-- START OF Dataset content --
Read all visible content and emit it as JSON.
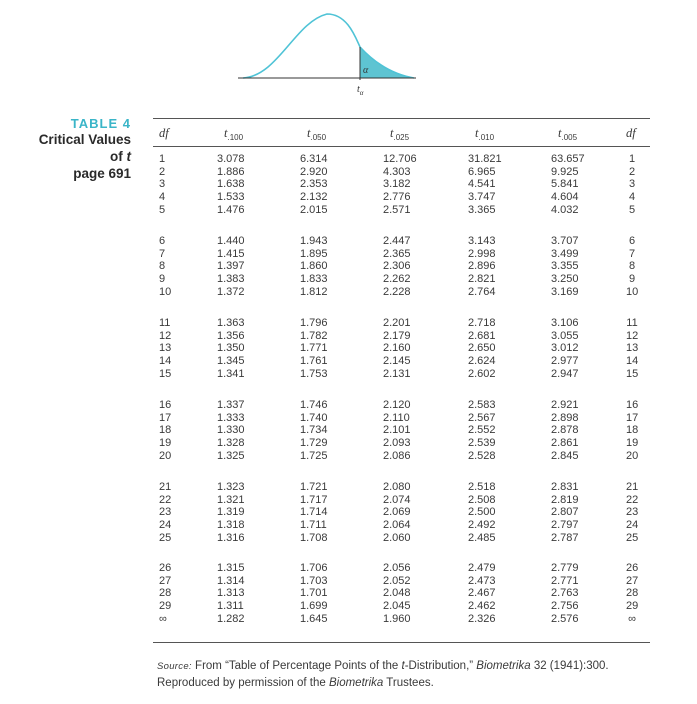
{
  "figure": {
    "alpha_label": "α",
    "t_label": "t",
    "t_sub": "α"
  },
  "sidebar": {
    "table_label": "TABLE 4",
    "title_line1": "Critical Values",
    "title_line2": "of",
    "title_var": "t",
    "title_line3": "page 691"
  },
  "headers": {
    "df_left": "df",
    "t_var": "t",
    "subs": [
      ".100",
      ".050",
      ".025",
      ".010",
      ".005"
    ],
    "df_right": "df"
  },
  "groups": [
    {
      "rows": [
        {
          "df": "1",
          "vals": [
            "3.078",
            "6.314",
            "12.706",
            "31.821",
            "63.657"
          ]
        },
        {
          "df": "2",
          "vals": [
            "1.886",
            "2.920",
            "4.303",
            "6.965",
            "9.925"
          ]
        },
        {
          "df": "3",
          "vals": [
            "1.638",
            "2.353",
            "3.182",
            "4.541",
            "5.841"
          ]
        },
        {
          "df": "4",
          "vals": [
            "1.533",
            "2.132",
            "2.776",
            "3.747",
            "4.604"
          ]
        },
        {
          "df": "5",
          "vals": [
            "1.476",
            "2.015",
            "2.571",
            "3.365",
            "4.032"
          ]
        }
      ]
    },
    {
      "rows": [
        {
          "df": "6",
          "vals": [
            "1.440",
            "1.943",
            "2.447",
            "3.143",
            "3.707"
          ]
        },
        {
          "df": "7",
          "vals": [
            "1.415",
            "1.895",
            "2.365",
            "2.998",
            "3.499"
          ]
        },
        {
          "df": "8",
          "vals": [
            "1.397",
            "1.860",
            "2.306",
            "2.896",
            "3.355"
          ]
        },
        {
          "df": "9",
          "vals": [
            "1.383",
            "1.833",
            "2.262",
            "2.821",
            "3.250"
          ]
        },
        {
          "df": "10",
          "vals": [
            "1.372",
            "1.812",
            "2.228",
            "2.764",
            "3.169"
          ]
        }
      ]
    },
    {
      "rows": [
        {
          "df": "11",
          "vals": [
            "1.363",
            "1.796",
            "2.201",
            "2.718",
            "3.106"
          ]
        },
        {
          "df": "12",
          "vals": [
            "1.356",
            "1.782",
            "2.179",
            "2.681",
            "3.055"
          ]
        },
        {
          "df": "13",
          "vals": [
            "1.350",
            "1.771",
            "2.160",
            "2.650",
            "3.012"
          ]
        },
        {
          "df": "14",
          "vals": [
            "1.345",
            "1.761",
            "2.145",
            "2.624",
            "2.977"
          ]
        },
        {
          "df": "15",
          "vals": [
            "1.341",
            "1.753",
            "2.131",
            "2.602",
            "2.947"
          ]
        }
      ]
    },
    {
      "rows": [
        {
          "df": "16",
          "vals": [
            "1.337",
            "1.746",
            "2.120",
            "2.583",
            "2.921"
          ]
        },
        {
          "df": "17",
          "vals": [
            "1.333",
            "1.740",
            "2.110",
            "2.567",
            "2.898"
          ]
        },
        {
          "df": "18",
          "vals": [
            "1.330",
            "1.734",
            "2.101",
            "2.552",
            "2.878"
          ]
        },
        {
          "df": "19",
          "vals": [
            "1.328",
            "1.729",
            "2.093",
            "2.539",
            "2.861"
          ]
        },
        {
          "df": "20",
          "vals": [
            "1.325",
            "1.725",
            "2.086",
            "2.528",
            "2.845"
          ]
        }
      ]
    },
    {
      "rows": [
        {
          "df": "21",
          "vals": [
            "1.323",
            "1.721",
            "2.080",
            "2.518",
            "2.831"
          ]
        },
        {
          "df": "22",
          "vals": [
            "1.321",
            "1.717",
            "2.074",
            "2.508",
            "2.819"
          ]
        },
        {
          "df": "23",
          "vals": [
            "1.319",
            "1.714",
            "2.069",
            "2.500",
            "2.807"
          ]
        },
        {
          "df": "24",
          "vals": [
            "1.318",
            "1.711",
            "2.064",
            "2.492",
            "2.797"
          ]
        },
        {
          "df": "25",
          "vals": [
            "1.316",
            "1.708",
            "2.060",
            "2.485",
            "2.787"
          ]
        }
      ]
    },
    {
      "rows": [
        {
          "df": "26",
          "vals": [
            "1.315",
            "1.706",
            "2.056",
            "2.479",
            "2.779"
          ]
        },
        {
          "df": "27",
          "vals": [
            "1.314",
            "1.703",
            "2.052",
            "2.473",
            "2.771"
          ]
        },
        {
          "df": "28",
          "vals": [
            "1.313",
            "1.701",
            "2.048",
            "2.467",
            "2.763"
          ]
        },
        {
          "df": "29",
          "vals": [
            "1.311",
            "1.699",
            "2.045",
            "2.462",
            "2.756"
          ]
        },
        {
          "df": "∞",
          "vals": [
            "1.282",
            "1.645",
            "1.960",
            "2.326",
            "2.576"
          ]
        }
      ]
    }
  ],
  "source": {
    "label": "Source:",
    "text1": " From “Table of Percentage Points of the ",
    "t_var": "t",
    "text2": "-Distribution,” ",
    "journal": "Biometrika",
    "text3": " 32 (1941):300.",
    "line2a": "Reproduced by permission of the ",
    "journal2": "Biometrika",
    "line2b": " Trustees."
  },
  "colors": {
    "accent": "#3ab5c8",
    "curve": "#4fc3d6",
    "shade": "#5ec4d2"
  }
}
-- END OF Dataset content --
§ The request: Write out all the entries word for word, but skip any images.

§ Exercise result:
Read all visible content and emit it as JSON.
{
  "figure": {
    "alpha_label": "α",
    "t_label": "t",
    "t_sub": "α"
  },
  "sidebar": {
    "table_label": "TABLE 4",
    "title_line1": "Critical Values",
    "title_line2": "of",
    "title_var": "t",
    "title_line3": "page 691"
  },
  "headers": {
    "df_left": "df",
    "t_var": "t",
    "subs": [
      ".100",
      ".050",
      ".025",
      ".010",
      ".005"
    ],
    "df_right": "df"
  },
  "groups": [
    {
      "rows": [
        {
          "df": "1",
          "vals": [
            "3.078",
            "6.314",
            "12.706",
            "31.821",
            "63.657"
          ]
        },
        {
          "df": "2",
          "vals": [
            "1.886",
            "2.920",
            "4.303",
            "6.965",
            "9.925"
          ]
        },
        {
          "df": "3",
          "vals": [
            "1.638",
            "2.353",
            "3.182",
            "4.541",
            "5.841"
          ]
        },
        {
          "df": "4",
          "vals": [
            "1.533",
            "2.132",
            "2.776",
            "3.747",
            "4.604"
          ]
        },
        {
          "df": "5",
          "vals": [
            "1.476",
            "2.015",
            "2.571",
            "3.365",
            "4.032"
          ]
        }
      ]
    },
    {
      "rows": [
        {
          "df": "6",
          "vals": [
            "1.440",
            "1.943",
            "2.447",
            "3.143",
            "3.707"
          ]
        },
        {
          "df": "7",
          "vals": [
            "1.415",
            "1.895",
            "2.365",
            "2.998",
            "3.499"
          ]
        },
        {
          "df": "8",
          "vals": [
            "1.397",
            "1.860",
            "2.306",
            "2.896",
            "3.355"
          ]
        },
        {
          "df": "9",
          "vals": [
            "1.383",
            "1.833",
            "2.262",
            "2.821",
            "3.250"
          ]
        },
        {
          "df": "10",
          "vals": [
            "1.372",
            "1.812",
            "2.228",
            "2.764",
            "3.169"
          ]
        }
      ]
    },
    {
      "rows": [
        {
          "df": "11",
          "vals": [
            "1.363",
            "1.796",
            "2.201",
            "2.718",
            "3.106"
          ]
        },
        {
          "df": "12",
          "vals": [
            "1.356",
            "1.782",
            "2.179",
            "2.681",
            "3.055"
          ]
        },
        {
          "df": "13",
          "vals": [
            "1.350",
            "1.771",
            "2.160",
            "2.650",
            "3.012"
          ]
        },
        {
          "df": "14",
          "vals": [
            "1.345",
            "1.761",
            "2.145",
            "2.624",
            "2.977"
          ]
        },
        {
          "df": "15",
          "vals": [
            "1.341",
            "1.753",
            "2.131",
            "2.602",
            "2.947"
          ]
        }
      ]
    },
    {
      "rows": [
        {
          "df": "16",
          "vals": [
            "1.337",
            "1.746",
            "2.120",
            "2.583",
            "2.921"
          ]
        },
        {
          "df": "17",
          "vals": [
            "1.333",
            "1.740",
            "2.110",
            "2.567",
            "2.898"
          ]
        },
        {
          "df": "18",
          "vals": [
            "1.330",
            "1.734",
            "2.101",
            "2.552",
            "2.878"
          ]
        },
        {
          "df": "19",
          "vals": [
            "1.328",
            "1.729",
            "2.093",
            "2.539",
            "2.861"
          ]
        },
        {
          "df": "20",
          "vals": [
            "1.325",
            "1.725",
            "2.086",
            "2.528",
            "2.845"
          ]
        }
      ]
    },
    {
      "rows": [
        {
          "df": "21",
          "vals": [
            "1.323",
            "1.721",
            "2.080",
            "2.518",
            "2.831"
          ]
        },
        {
          "df": "22",
          "vals": [
            "1.321",
            "1.717",
            "2.074",
            "2.508",
            "2.819"
          ]
        },
        {
          "df": "23",
          "vals": [
            "1.319",
            "1.714",
            "2.069",
            "2.500",
            "2.807"
          ]
        },
        {
          "df": "24",
          "vals": [
            "1.318",
            "1.711",
            "2.064",
            "2.492",
            "2.797"
          ]
        },
        {
          "df": "25",
          "vals": [
            "1.316",
            "1.708",
            "2.060",
            "2.485",
            "2.787"
          ]
        }
      ]
    },
    {
      "rows": [
        {
          "df": "26",
          "vals": [
            "1.315",
            "1.706",
            "2.056",
            "2.479",
            "2.779"
          ]
        },
        {
          "df": "27",
          "vals": [
            "1.314",
            "1.703",
            "2.052",
            "2.473",
            "2.771"
          ]
        },
        {
          "df": "28",
          "vals": [
            "1.313",
            "1.701",
            "2.048",
            "2.467",
            "2.763"
          ]
        },
        {
          "df": "29",
          "vals": [
            "1.311",
            "1.699",
            "2.045",
            "2.462",
            "2.756"
          ]
        },
        {
          "df": "∞",
          "vals": [
            "1.282",
            "1.645",
            "1.960",
            "2.326",
            "2.576"
          ]
        }
      ]
    }
  ],
  "source": {
    "label": "Source:",
    "text1": " From “Table of Percentage Points of the ",
    "t_var": "t",
    "text2": "-Distribution,” ",
    "journal": "Biometrika",
    "text3": " 32 (1941):300.",
    "line2a": "Reproduced by permission of the ",
    "journal2": "Biometrika",
    "line2b": " Trustees."
  },
  "colors": {
    "accent": "#3ab5c8",
    "curve": "#4fc3d6",
    "shade": "#5ec4d2"
  }
}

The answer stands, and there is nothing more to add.